Collected data entries:
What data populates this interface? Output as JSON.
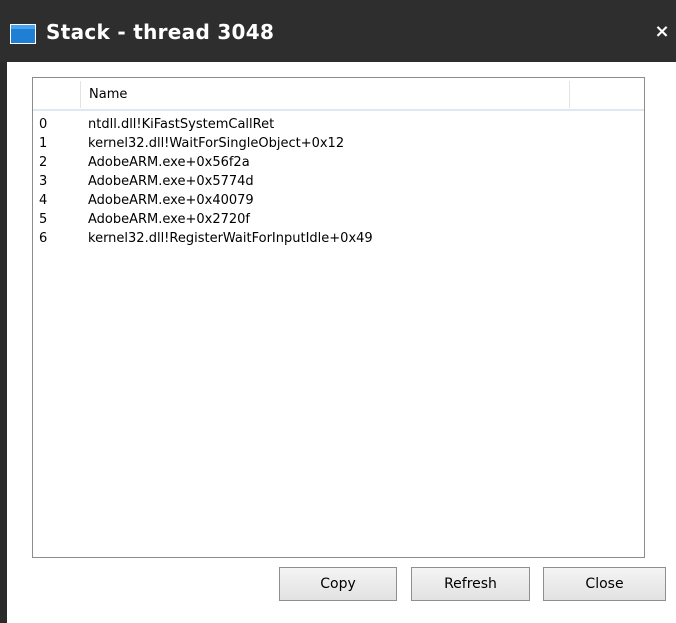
{
  "window": {
    "title": "Stack - thread 3048",
    "close_glyph": "×"
  },
  "icons": {
    "window_icon": "window-icon",
    "close_icon": "close-icon"
  },
  "list": {
    "columns": [
      "",
      "Name"
    ],
    "rows": [
      {
        "index": "0",
        "name": "ntdll.dll!KiFastSystemCallRet"
      },
      {
        "index": "1",
        "name": "kernel32.dll!WaitForSingleObject+0x12"
      },
      {
        "index": "2",
        "name": "AdobeARM.exe+0x56f2a"
      },
      {
        "index": "3",
        "name": "AdobeARM.exe+0x5774d"
      },
      {
        "index": "4",
        "name": "AdobeARM.exe+0x40079"
      },
      {
        "index": "5",
        "name": "AdobeARM.exe+0x2720f"
      },
      {
        "index": "6",
        "name": "kernel32.dll!RegisterWaitForInputIdle+0x49"
      }
    ]
  },
  "buttons": {
    "copy": "Copy",
    "refresh": "Refresh",
    "close": "Close"
  },
  "colors": {
    "titlebar": "#2e2e2e",
    "icon_blue": "#1f7fd4",
    "header_line": "#dfe7f2"
  }
}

__TO DO__
Reproduce the listing above exactly, excluding all pictures.

__EXERCISE SOLUTION__
What data populates this interface? Output as JSON.
{
  "window": {
    "title": "Stack - thread 3048",
    "close_glyph": "×"
  },
  "icons": {
    "window_icon": "window-icon",
    "close_icon": "close-icon"
  },
  "list": {
    "columns": [
      "",
      "Name"
    ],
    "rows": [
      {
        "index": "0",
        "name": "ntdll.dll!KiFastSystemCallRet"
      },
      {
        "index": "1",
        "name": "kernel32.dll!WaitForSingleObject+0x12"
      },
      {
        "index": "2",
        "name": "AdobeARM.exe+0x56f2a"
      },
      {
        "index": "3",
        "name": "AdobeARM.exe+0x5774d"
      },
      {
        "index": "4",
        "name": "AdobeARM.exe+0x40079"
      },
      {
        "index": "5",
        "name": "AdobeARM.exe+0x2720f"
      },
      {
        "index": "6",
        "name": "kernel32.dll!RegisterWaitForInputIdle+0x49"
      }
    ]
  },
  "buttons": {
    "copy": "Copy",
    "refresh": "Refresh",
    "close": "Close"
  },
  "colors": {
    "titlebar": "#2e2e2e",
    "icon_blue": "#1f7fd4",
    "header_line": "#dfe7f2"
  }
}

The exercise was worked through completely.